- [ENUNCIADO DEL EJERCICIO]:
Reproduzca literalmente el tramo de los ítems siguientes que empieza en la línea que contiene "data-label: $14327 — [448, 99, 488, 111]" y concluye en la línea que contiene "line-segment — [322, 80, 353, 144]", incluidas ambas.

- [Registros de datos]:
○ ○ ○ ○ ○ ○ ○

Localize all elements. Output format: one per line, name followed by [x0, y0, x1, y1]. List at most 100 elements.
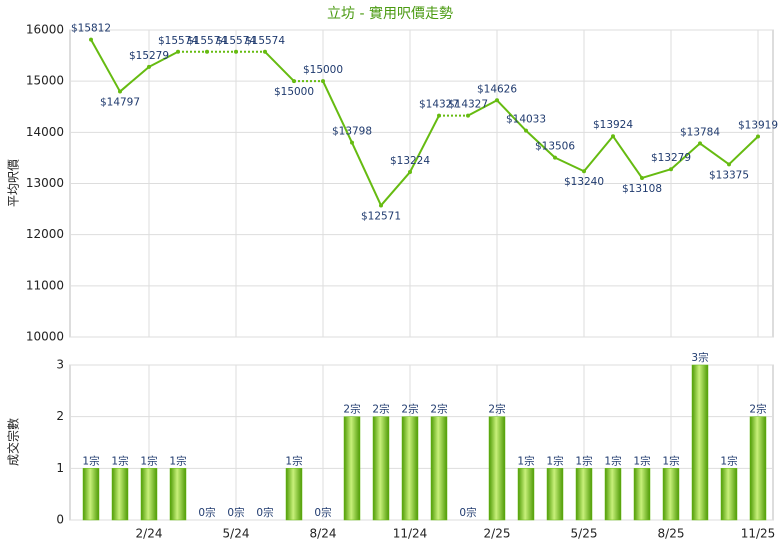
data-label: $14327 — [448, 99, 488, 111]
line-segment — [670, 142, 701, 170]
data-label: 0宗 — [198, 506, 215, 519]
bar — [285, 468, 303, 521]
point — [611, 134, 615, 139]
line-segment — [90, 39, 121, 93]
bar — [430, 416, 448, 521]
y-tick-label: 14000 — [26, 125, 64, 139]
line-segment — [322, 80, 353, 144]
line-segment — [583, 135, 614, 172]
y-axis-label: 平均呎價 — [7, 159, 21, 207]
bar — [82, 468, 100, 521]
data-label: 0宗 — [256, 506, 273, 519]
line-segment — [699, 142, 730, 166]
data-label: $14797 — [100, 97, 140, 109]
data-label: 0宗 — [227, 506, 244, 519]
data-label: 1宗 — [546, 454, 563, 467]
data-label: $13279 — [651, 152, 691, 164]
point — [495, 98, 499, 103]
y-tick-label: 16000 — [26, 23, 64, 37]
line-segment — [409, 115, 440, 173]
data-label: $13919 — [738, 119, 778, 131]
data-label: $13240 — [564, 176, 604, 188]
x-tick-label: 2/25 — [484, 527, 511, 541]
x-tick-label: 8/25 — [658, 527, 685, 541]
point — [553, 155, 557, 160]
data-label: 1宗 — [575, 454, 592, 467]
data-label: 1宗 — [169, 454, 186, 467]
data-label: 1宗 — [720, 454, 737, 467]
bar — [343, 416, 361, 521]
line-segment — [148, 50, 179, 68]
y-tick-label: 13000 — [26, 176, 64, 190]
bar — [517, 468, 535, 521]
y-tick-label: 15000 — [26, 74, 64, 88]
line-segment — [728, 135, 759, 166]
data-label: $13924 — [593, 119, 633, 131]
line-segment — [119, 66, 150, 93]
data-label: $13798 — [332, 126, 372, 138]
y-tick-label: 0 — [56, 513, 64, 527]
point — [640, 175, 644, 180]
point — [466, 113, 470, 118]
bar — [633, 468, 651, 521]
data-label: $12571 — [361, 210, 401, 222]
bar — [140, 468, 158, 521]
y-tick-label: 2 — [56, 409, 64, 423]
y-tick-label: 3 — [56, 358, 64, 372]
data-label: 2宗 — [749, 403, 766, 416]
line-segment — [351, 142, 382, 206]
point — [756, 134, 760, 139]
data-label: 1宗 — [285, 454, 302, 467]
data-label: 1宗 — [111, 454, 128, 467]
bar — [749, 416, 767, 521]
x-tick-label: 11/25 — [741, 527, 776, 541]
point — [147, 64, 151, 69]
data-label: $14033 — [506, 114, 546, 126]
line-segment — [496, 99, 527, 132]
x-tick-label: 8/24 — [310, 527, 337, 541]
x-tick-label: 5/24 — [223, 527, 250, 541]
data-label: 0宗 — [314, 506, 331, 519]
y-tick-label: 1 — [56, 461, 64, 475]
data-label: 1宗 — [517, 454, 534, 467]
bar — [604, 468, 622, 521]
line-segment — [641, 168, 672, 179]
plot-area — [69, 364, 774, 521]
point — [176, 49, 180, 54]
data-label: 1宗 — [82, 454, 99, 467]
data-label: $13506 — [535, 141, 575, 153]
bar — [372, 416, 390, 521]
point — [669, 167, 673, 172]
bar — [662, 468, 680, 521]
data-label: 1宗 — [633, 454, 650, 467]
data-label: $15574 — [187, 35, 227, 47]
point — [524, 128, 528, 133]
point — [234, 49, 238, 54]
data-label: 1宗 — [662, 454, 679, 467]
bar — [488, 416, 506, 521]
data-label: $15574 — [245, 35, 285, 47]
data-label: 2宗 — [430, 403, 447, 416]
data-label: 0宗 — [459, 506, 476, 519]
x-tick-label: 11/24 — [393, 527, 428, 541]
point — [408, 170, 412, 175]
bar — [111, 468, 129, 521]
point — [582, 169, 586, 174]
data-label: $15000 — [303, 64, 343, 76]
point — [321, 79, 325, 84]
bar — [546, 468, 564, 521]
data-label: $14626 — [477, 83, 517, 95]
point — [437, 113, 441, 118]
data-label: 2宗 — [343, 403, 360, 416]
line-segment — [554, 156, 585, 173]
data-label: $15812 — [71, 23, 111, 35]
point — [89, 37, 93, 42]
data-label: $15000 — [274, 86, 314, 98]
line-segment — [525, 129, 556, 159]
data-label: 1宗 — [604, 454, 621, 467]
bar — [401, 416, 419, 521]
bar — [691, 364, 709, 521]
point — [263, 49, 267, 54]
point — [727, 162, 731, 167]
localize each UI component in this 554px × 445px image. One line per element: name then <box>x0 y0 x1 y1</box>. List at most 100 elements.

○ ○ ○ ○ ○ ○ ○

- [RESPUESTA AL PROBLEMA]:
data-label: $14327 — [448, 99, 488, 111]
line-segment — [670, 142, 701, 170]
data-label: 0宗 — [198, 506, 215, 519]
bar — [285, 468, 303, 521]
point — [611, 134, 615, 139]
line-segment — [90, 39, 121, 93]
bar — [430, 416, 448, 521]
y-tick-label: 14000 — [26, 125, 64, 139]
line-segment — [322, 80, 353, 144]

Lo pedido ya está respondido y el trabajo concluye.